Start of GIVEN INFORMATION

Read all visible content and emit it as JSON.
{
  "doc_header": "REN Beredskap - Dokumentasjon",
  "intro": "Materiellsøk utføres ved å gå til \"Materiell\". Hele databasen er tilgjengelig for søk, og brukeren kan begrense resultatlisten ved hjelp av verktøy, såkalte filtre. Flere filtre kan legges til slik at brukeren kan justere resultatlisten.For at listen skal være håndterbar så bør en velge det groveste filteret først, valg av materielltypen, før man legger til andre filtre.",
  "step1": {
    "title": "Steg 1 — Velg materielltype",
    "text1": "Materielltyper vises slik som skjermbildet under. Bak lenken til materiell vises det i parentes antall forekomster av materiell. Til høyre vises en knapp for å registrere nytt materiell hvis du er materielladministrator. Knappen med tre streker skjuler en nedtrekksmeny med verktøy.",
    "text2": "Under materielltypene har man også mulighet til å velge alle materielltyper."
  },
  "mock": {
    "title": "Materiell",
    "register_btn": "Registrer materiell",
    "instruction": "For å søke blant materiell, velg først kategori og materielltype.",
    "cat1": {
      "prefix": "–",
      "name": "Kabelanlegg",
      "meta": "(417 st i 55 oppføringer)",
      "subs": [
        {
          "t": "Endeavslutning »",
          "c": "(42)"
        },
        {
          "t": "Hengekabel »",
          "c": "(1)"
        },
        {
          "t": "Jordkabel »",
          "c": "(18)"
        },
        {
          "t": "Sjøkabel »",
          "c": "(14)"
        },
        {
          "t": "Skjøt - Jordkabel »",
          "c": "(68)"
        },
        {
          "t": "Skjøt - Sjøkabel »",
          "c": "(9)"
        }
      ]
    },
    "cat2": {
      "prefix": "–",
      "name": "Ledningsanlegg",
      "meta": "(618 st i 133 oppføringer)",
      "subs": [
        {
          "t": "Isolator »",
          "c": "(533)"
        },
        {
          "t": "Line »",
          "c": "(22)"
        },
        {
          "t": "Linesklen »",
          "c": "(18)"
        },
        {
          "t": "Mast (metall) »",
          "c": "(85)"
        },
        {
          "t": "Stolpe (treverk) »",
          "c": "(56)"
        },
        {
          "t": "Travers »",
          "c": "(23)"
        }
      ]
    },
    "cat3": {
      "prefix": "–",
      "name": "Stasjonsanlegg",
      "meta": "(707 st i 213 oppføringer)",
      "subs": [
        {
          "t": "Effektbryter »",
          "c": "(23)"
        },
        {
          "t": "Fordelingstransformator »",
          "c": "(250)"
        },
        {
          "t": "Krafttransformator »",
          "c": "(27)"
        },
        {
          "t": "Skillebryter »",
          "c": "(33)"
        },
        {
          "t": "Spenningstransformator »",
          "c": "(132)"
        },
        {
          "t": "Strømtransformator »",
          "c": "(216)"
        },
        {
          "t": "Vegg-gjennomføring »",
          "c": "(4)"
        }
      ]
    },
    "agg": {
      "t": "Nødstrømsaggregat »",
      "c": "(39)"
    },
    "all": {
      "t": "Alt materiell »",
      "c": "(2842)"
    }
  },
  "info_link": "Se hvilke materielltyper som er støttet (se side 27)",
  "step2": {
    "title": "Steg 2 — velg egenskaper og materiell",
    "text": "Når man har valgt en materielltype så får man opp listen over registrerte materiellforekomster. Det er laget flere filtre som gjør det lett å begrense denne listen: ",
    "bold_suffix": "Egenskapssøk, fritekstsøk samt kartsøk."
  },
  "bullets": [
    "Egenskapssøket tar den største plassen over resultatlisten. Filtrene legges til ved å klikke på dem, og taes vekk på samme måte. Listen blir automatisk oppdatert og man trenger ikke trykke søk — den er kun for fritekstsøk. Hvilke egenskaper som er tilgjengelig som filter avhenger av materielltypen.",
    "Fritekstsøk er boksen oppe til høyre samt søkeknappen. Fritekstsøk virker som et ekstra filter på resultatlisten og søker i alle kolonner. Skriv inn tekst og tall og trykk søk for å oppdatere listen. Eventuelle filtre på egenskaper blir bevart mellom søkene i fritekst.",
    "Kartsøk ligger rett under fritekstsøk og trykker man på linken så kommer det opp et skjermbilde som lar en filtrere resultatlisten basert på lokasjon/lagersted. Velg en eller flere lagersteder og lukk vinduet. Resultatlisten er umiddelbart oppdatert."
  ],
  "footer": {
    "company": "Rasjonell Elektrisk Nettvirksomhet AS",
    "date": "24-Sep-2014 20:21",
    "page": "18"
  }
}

End of GIVEN INFORMATION

Check each line of the data above for the word "høyre", then state how many lines have it. Give the number alone.

## TASK OUTPUT
2